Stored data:

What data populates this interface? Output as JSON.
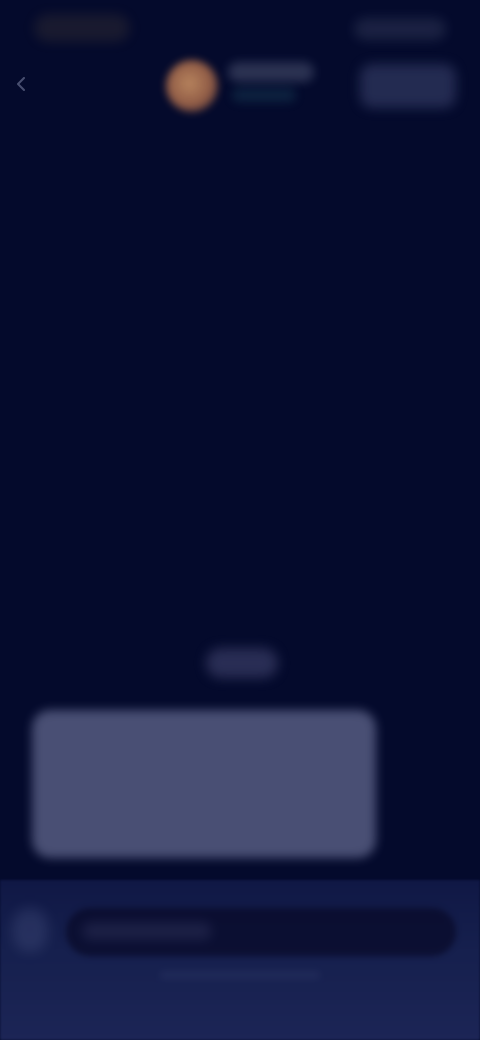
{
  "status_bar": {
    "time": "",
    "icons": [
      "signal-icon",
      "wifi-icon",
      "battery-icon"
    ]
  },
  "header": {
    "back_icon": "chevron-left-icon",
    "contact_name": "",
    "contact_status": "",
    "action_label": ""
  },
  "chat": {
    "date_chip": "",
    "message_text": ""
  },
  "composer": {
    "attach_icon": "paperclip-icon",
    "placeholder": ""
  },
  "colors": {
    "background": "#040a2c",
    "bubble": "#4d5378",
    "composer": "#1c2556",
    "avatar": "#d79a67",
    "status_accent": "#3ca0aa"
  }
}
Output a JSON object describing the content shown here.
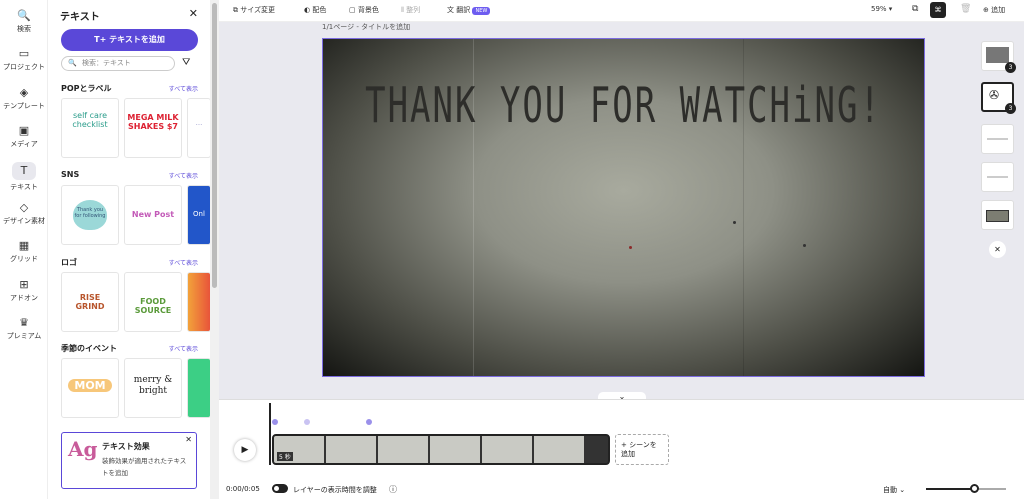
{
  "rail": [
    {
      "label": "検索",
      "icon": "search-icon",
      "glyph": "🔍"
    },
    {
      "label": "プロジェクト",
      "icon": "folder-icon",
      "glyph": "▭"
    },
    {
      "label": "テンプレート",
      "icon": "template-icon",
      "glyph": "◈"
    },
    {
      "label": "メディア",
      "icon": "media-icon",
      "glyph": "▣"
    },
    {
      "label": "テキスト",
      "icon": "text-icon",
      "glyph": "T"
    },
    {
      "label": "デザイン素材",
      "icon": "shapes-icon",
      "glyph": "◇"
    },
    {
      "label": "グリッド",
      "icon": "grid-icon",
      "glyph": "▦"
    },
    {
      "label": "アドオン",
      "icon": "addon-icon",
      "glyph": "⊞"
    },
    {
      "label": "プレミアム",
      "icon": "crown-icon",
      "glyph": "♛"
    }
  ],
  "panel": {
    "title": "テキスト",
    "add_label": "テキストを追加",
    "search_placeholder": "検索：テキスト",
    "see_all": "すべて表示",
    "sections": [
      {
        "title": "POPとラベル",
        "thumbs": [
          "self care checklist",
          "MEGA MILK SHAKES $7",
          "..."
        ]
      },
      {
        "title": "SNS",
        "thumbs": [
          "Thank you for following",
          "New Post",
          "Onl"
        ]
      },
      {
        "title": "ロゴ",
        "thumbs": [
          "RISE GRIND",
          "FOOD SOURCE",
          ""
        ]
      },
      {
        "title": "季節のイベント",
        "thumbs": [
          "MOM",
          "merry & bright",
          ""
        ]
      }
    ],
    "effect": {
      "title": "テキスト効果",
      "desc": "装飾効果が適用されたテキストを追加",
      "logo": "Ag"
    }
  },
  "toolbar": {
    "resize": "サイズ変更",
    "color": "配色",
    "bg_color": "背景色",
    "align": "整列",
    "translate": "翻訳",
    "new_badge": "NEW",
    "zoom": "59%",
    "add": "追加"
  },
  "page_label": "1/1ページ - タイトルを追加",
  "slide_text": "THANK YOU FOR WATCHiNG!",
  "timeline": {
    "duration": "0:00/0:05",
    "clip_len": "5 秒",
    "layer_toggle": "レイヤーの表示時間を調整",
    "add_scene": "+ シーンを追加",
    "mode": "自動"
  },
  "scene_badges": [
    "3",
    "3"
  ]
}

**Given task**
Quote the records above exactly, leaving out any pictures.

**Final result**
What data populates this interface? Output as JSON.
{
  "status_bar": {
    "time": "",
    "icons": [
      "signal-icon",
      "wifi-icon",
      "battery-icon"
    ]
  },
  "header": {
    "back_icon": "chevron-left-icon",
    "contact_name": "",
    "contact_status": "",
    "action_label": ""
  },
  "chat": {
    "date_chip": "",
    "message_text": ""
  },
  "composer": {
    "attach_icon": "paperclip-icon",
    "placeholder": ""
  },
  "colors": {
    "background": "#040a2c",
    "bubble": "#4d5378",
    "composer": "#1c2556",
    "avatar": "#d79a67",
    "status_accent": "#3ca0aa"
  }
}
Output a JSON object describing the content shown here.
{
  "rail": [
    {
      "label": "検索",
      "icon": "search-icon",
      "glyph": "🔍"
    },
    {
      "label": "プロジェクト",
      "icon": "folder-icon",
      "glyph": "▭"
    },
    {
      "label": "テンプレート",
      "icon": "template-icon",
      "glyph": "◈"
    },
    {
      "label": "メディア",
      "icon": "media-icon",
      "glyph": "▣"
    },
    {
      "label": "テキスト",
      "icon": "text-icon",
      "glyph": "T"
    },
    {
      "label": "デザイン素材",
      "icon": "shapes-icon",
      "glyph": "◇"
    },
    {
      "label": "グリッド",
      "icon": "grid-icon",
      "glyph": "▦"
    },
    {
      "label": "アドオン",
      "icon": "addon-icon",
      "glyph": "⊞"
    },
    {
      "label": "プレミアム",
      "icon": "crown-icon",
      "glyph": "♛"
    }
  ],
  "panel": {
    "title": "テキスト",
    "add_label": "テキストを追加",
    "search_placeholder": "検索：テキスト",
    "see_all": "すべて表示",
    "sections": [
      {
        "title": "POPとラベル",
        "thumbs": [
          "self care checklist",
          "MEGA MILK SHAKES $7",
          "..."
        ]
      },
      {
        "title": "SNS",
        "thumbs": [
          "Thank you for following",
          "New Post",
          "Onl"
        ]
      },
      {
        "title": "ロゴ",
        "thumbs": [
          "RISE GRIND",
          "FOOD SOURCE",
          ""
        ]
      },
      {
        "title": "季節のイベント",
        "thumbs": [
          "MOM",
          "merry & bright",
          ""
        ]
      }
    ],
    "effect": {
      "title": "テキスト効果",
      "desc": "装飾効果が適用されたテキストを追加",
      "logo": "Ag"
    }
  },
  "toolbar": {
    "resize": "サイズ変更",
    "color": "配色",
    "bg_color": "背景色",
    "align": "整列",
    "translate": "翻訳",
    "new_badge": "NEW",
    "zoom": "59%",
    "add": "追加"
  },
  "page_label": "1/1ページ - タイトルを追加",
  "slide_text": "THANK YOU FOR WATCHiNG!",
  "timeline": {
    "duration": "0:00/0:05",
    "clip_len": "5 秒",
    "layer_toggle": "レイヤーの表示時間を調整",
    "add_scene": "+ シーンを追加",
    "mode": "自動"
  },
  "scene_badges": [
    "3",
    "3"
  ]
}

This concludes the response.